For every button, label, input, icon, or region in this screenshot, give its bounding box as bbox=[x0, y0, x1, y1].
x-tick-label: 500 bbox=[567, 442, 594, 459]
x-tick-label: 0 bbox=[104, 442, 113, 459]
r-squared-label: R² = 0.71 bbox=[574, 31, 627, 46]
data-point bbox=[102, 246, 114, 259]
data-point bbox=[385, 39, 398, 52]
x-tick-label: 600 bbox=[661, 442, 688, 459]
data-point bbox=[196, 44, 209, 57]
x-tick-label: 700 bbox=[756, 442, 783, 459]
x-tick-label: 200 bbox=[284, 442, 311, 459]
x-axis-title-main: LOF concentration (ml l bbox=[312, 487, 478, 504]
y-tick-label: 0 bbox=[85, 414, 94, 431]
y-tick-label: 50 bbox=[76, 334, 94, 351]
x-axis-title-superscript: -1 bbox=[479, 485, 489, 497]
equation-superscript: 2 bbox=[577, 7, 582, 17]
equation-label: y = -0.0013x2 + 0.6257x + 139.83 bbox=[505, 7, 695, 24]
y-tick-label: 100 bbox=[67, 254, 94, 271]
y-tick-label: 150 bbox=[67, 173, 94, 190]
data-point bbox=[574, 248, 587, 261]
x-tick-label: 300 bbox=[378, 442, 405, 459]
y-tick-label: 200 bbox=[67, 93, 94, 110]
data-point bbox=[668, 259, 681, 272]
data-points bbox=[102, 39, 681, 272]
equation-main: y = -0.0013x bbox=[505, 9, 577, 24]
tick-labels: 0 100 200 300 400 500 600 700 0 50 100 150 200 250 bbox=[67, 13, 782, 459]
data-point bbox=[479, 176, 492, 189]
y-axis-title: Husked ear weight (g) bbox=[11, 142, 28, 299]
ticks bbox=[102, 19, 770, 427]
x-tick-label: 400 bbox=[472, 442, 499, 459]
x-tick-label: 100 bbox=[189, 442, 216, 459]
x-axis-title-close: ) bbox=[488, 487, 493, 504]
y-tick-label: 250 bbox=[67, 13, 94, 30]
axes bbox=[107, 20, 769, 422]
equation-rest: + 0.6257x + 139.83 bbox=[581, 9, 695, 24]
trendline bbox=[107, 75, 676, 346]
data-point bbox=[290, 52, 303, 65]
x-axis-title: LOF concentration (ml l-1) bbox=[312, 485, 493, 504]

..........

→ Work to do
Pick out and copy each line above that contains the string "equation". The match is case-sensitive.

→ Written response
equation-superscript: 2 bbox=[577, 7, 582, 17]
equation-label: y = -0.0013x2 + 0.6257x + 139.83 bbox=[505, 7, 695, 24]
equation-main: y = -0.0013x bbox=[505, 9, 577, 24]
equation-rest: + 0.6257x + 139.83 bbox=[581, 9, 695, 24]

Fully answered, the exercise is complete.